Entradas de la colección:
>>>>>
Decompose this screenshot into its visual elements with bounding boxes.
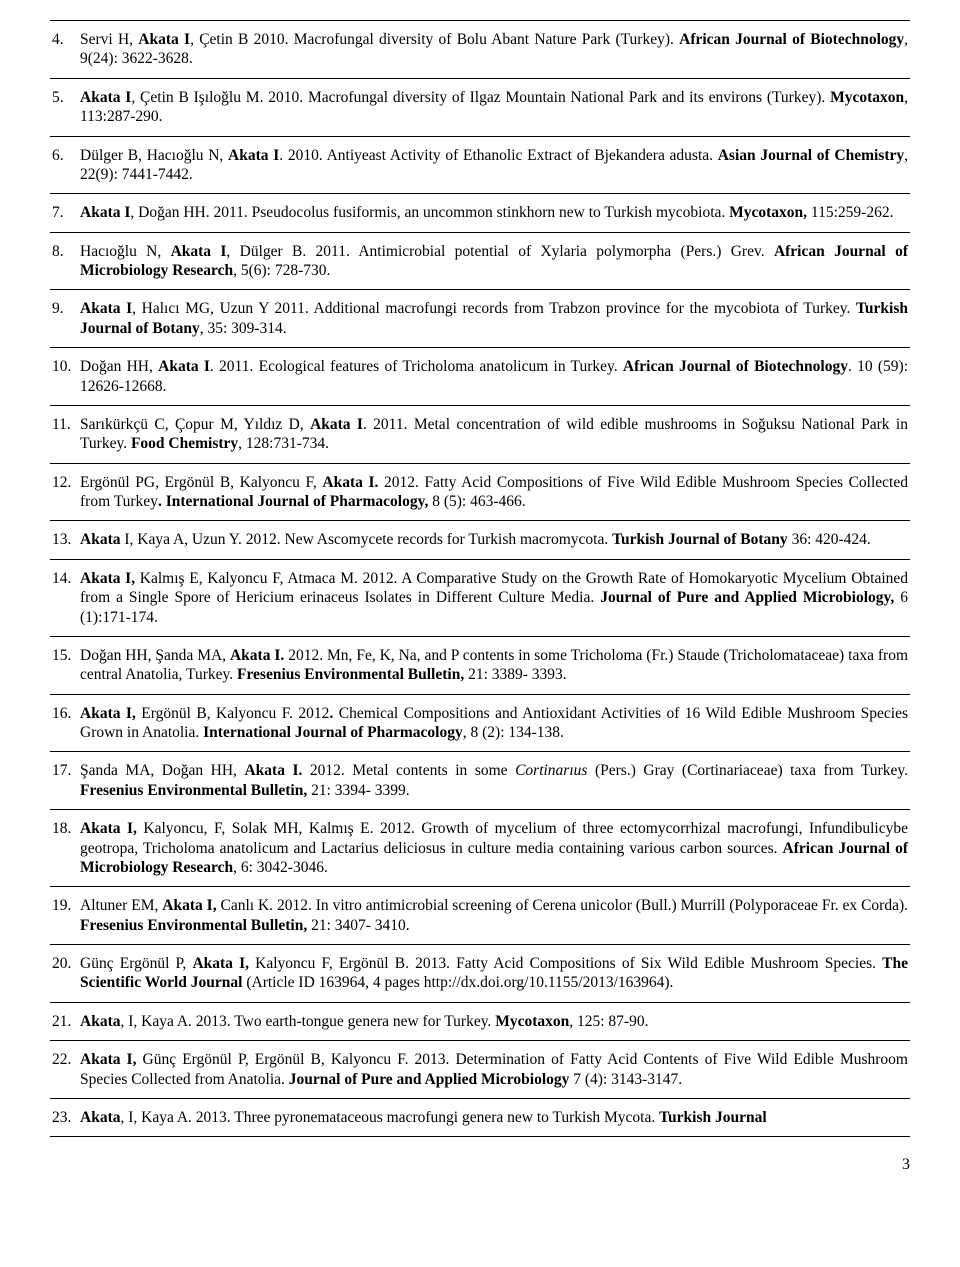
entry-text: Sarıkürkçü C, Çopur M, Yıldız D, Akata I… — [80, 415, 908, 454]
entry-number: 7. — [52, 203, 80, 222]
entry-number: 5. — [52, 88, 80, 127]
reference-entry: 13.Akata I, Kaya A, Uzun Y. 2012. New As… — [50, 521, 910, 559]
entry-text: Akata, I, Kaya A. 2013. Two earth-tongue… — [80, 1012, 908, 1031]
entry-number: 23. — [52, 1108, 80, 1127]
reference-entry: 16.Akata I, Ergönül B, Kalyoncu F. 2012.… — [50, 695, 910, 753]
entry-number: 15. — [52, 646, 80, 685]
entry-number: 10. — [52, 357, 80, 396]
reference-entry: 11.Sarıkürkçü C, Çopur M, Yıldız D, Akat… — [50, 406, 910, 464]
reference-entry: 8.Hacıoğlu N, Akata I, Dülger B. 2011. A… — [50, 233, 910, 291]
entry-text: Akata I, Kalyoncu, F, Solak MH, Kalmış E… — [80, 819, 908, 877]
reference-entry: 20.Günç Ergönül P, Akata I, Kalyoncu F, … — [50, 945, 910, 1003]
entry-text: Servi H, Akata I, Çetin B 2010. Macrofun… — [80, 30, 908, 69]
entry-text: Akata I, Doğan HH. 2011. Pseudocolus fus… — [80, 203, 908, 222]
entry-text: Ergönül PG, Ergönül B, Kalyoncu F, Akata… — [80, 473, 908, 512]
entry-text: Akata I, Çetin B Işıloğlu M. 2010. Macro… — [80, 88, 908, 127]
entry-text: Doğan HH, Şanda MA, Akata I. 2012. Mn, F… — [80, 646, 908, 685]
entry-text: Akata I, Halıcı MG, Uzun Y 2011. Additio… — [80, 299, 908, 338]
reference-entry: 14.Akata I, Kalmış E, Kalyoncu F, Atmaca… — [50, 560, 910, 637]
entry-number: 8. — [52, 242, 80, 281]
reference-entry: 18.Akata I, Kalyoncu, F, Solak MH, Kalmı… — [50, 810, 910, 887]
entry-text: Günç Ergönül P, Akata I, Kalyoncu F, Erg… — [80, 954, 908, 993]
entry-text: Hacıoğlu N, Akata I, Dülger B. 2011. Ant… — [80, 242, 908, 281]
entry-number: 9. — [52, 299, 80, 338]
entry-number: 13. — [52, 530, 80, 549]
entry-number: 21. — [52, 1012, 80, 1031]
entry-text: Akata I, Kaya A, Uzun Y. 2012. New Ascom… — [80, 530, 908, 549]
reference-list: 4.Servi H, Akata I, Çetin B 2010. Macrof… — [50, 20, 910, 1137]
reference-entry: 12.Ergönül PG, Ergönül B, Kalyoncu F, Ak… — [50, 464, 910, 522]
reference-entry: 9.Akata I, Halıcı MG, Uzun Y 2011. Addit… — [50, 290, 910, 348]
reference-entry: 10.Doğan HH, Akata I. 2011. Ecological f… — [50, 348, 910, 406]
reference-entry: 15.Doğan HH, Şanda MA, Akata I. 2012. Mn… — [50, 637, 910, 695]
reference-entry: 17.Şanda MA, Doğan HH, Akata I. 2012. Me… — [50, 752, 910, 810]
entry-text: Akata I, Ergönül B, Kalyoncu F. 2012. Ch… — [80, 704, 908, 743]
entry-number: 4. — [52, 30, 80, 69]
entry-text: Doğan HH, Akata I. 2011. Ecological feat… — [80, 357, 908, 396]
entry-text: Akata I, Kalmış E, Kalyoncu F, Atmaca M.… — [80, 569, 908, 627]
entry-number: 11. — [52, 415, 80, 454]
reference-entry: 5.Akata I, Çetin B Işıloğlu M. 2010. Mac… — [50, 79, 910, 137]
entry-number: 19. — [52, 896, 80, 935]
entry-number: 18. — [52, 819, 80, 877]
entry-text: Akata I, Günç Ergönül P, Ergönül B, Kaly… — [80, 1050, 908, 1089]
entry-number: 12. — [52, 473, 80, 512]
entry-number: 22. — [52, 1050, 80, 1089]
entry-text: Dülger B, Hacıoğlu N, Akata I. 2010. Ant… — [80, 146, 908, 185]
reference-entry: 21.Akata, I, Kaya A. 2013. Two earth-ton… — [50, 1003, 910, 1041]
reference-entry: 6.Dülger B, Hacıoğlu N, Akata I. 2010. A… — [50, 137, 910, 195]
entry-number: 20. — [52, 954, 80, 993]
reference-entry: 23.Akata, I, Kaya A. 2013. Three pyronem… — [50, 1099, 910, 1137]
entry-number: 17. — [52, 761, 80, 800]
reference-entry: 7.Akata I, Doğan HH. 2011. Pseudocolus f… — [50, 194, 910, 232]
entry-text: Şanda MA, Doğan HH, Akata I. 2012. Metal… — [80, 761, 908, 800]
entry-number: 14. — [52, 569, 80, 627]
entry-text: Altuner EM, Akata I, Canlı K. 2012. In v… — [80, 896, 908, 935]
reference-entry: 19.Altuner EM, Akata I, Canlı K. 2012. I… — [50, 887, 910, 945]
reference-entry: 4.Servi H, Akata I, Çetin B 2010. Macrof… — [50, 20, 910, 79]
entry-text: Akata, I, Kaya A. 2013. Three pyronemata… — [80, 1108, 908, 1127]
entry-number: 6. — [52, 146, 80, 185]
entry-number: 16. — [52, 704, 80, 743]
reference-entry: 22.Akata I, Günç Ergönül P, Ergönül B, K… — [50, 1041, 910, 1099]
page-number: 3 — [50, 1155, 910, 1175]
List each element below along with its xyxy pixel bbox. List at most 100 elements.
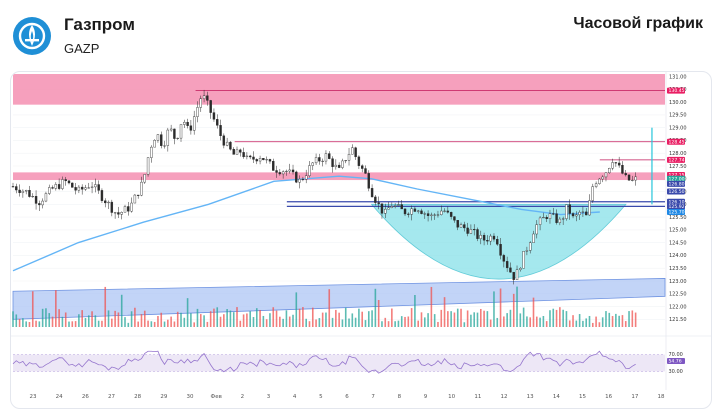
<<<<<
Extrae sin cambios las líneas de los registros anteriores comprendidas entre la que contiene "entry-text: Sarıkürkçü C, Çopur" y la que contiene "entry-text: Servi H, Akata", ambas incluidas.

entry-text: Sarıkürkçü C, Çopur M, Yıldız D, Akata I… — [80, 415, 908, 454]
entry-number: 7. — [52, 203, 80, 222]
entry-number: 5. — [52, 88, 80, 127]
reference-entry: 13.Akata I, Kaya A, Uzun Y. 2012. New As… — [50, 521, 910, 559]
entry-text: Akata, I, Kaya A. 2013. Two earth-tongue… — [80, 1012, 908, 1031]
entry-number: 23. — [52, 1108, 80, 1127]
reference-entry: 16.Akata I, Ergönül B, Kalyoncu F. 2012.… — [50, 695, 910, 753]
entry-number: 15. — [52, 646, 80, 685]
entry-number: 10. — [52, 357, 80, 396]
reference-entry: 11.Sarıkürkçü C, Çopur M, Yıldız D, Akat… — [50, 406, 910, 464]
reference-entry: 8.Hacıoğlu N, Akata I, Dülger B. 2011. A… — [50, 233, 910, 291]
entry-text: Akata I, Kalyoncu, F, Solak MH, Kalmış E… — [80, 819, 908, 877]
reference-entry: 20.Günç Ergönül P, Akata I, Kalyoncu F, … — [50, 945, 910, 1003]
entry-text: Servi H, Akata I, Çetin B 2010. Macrofun… — [80, 30, 908, 69]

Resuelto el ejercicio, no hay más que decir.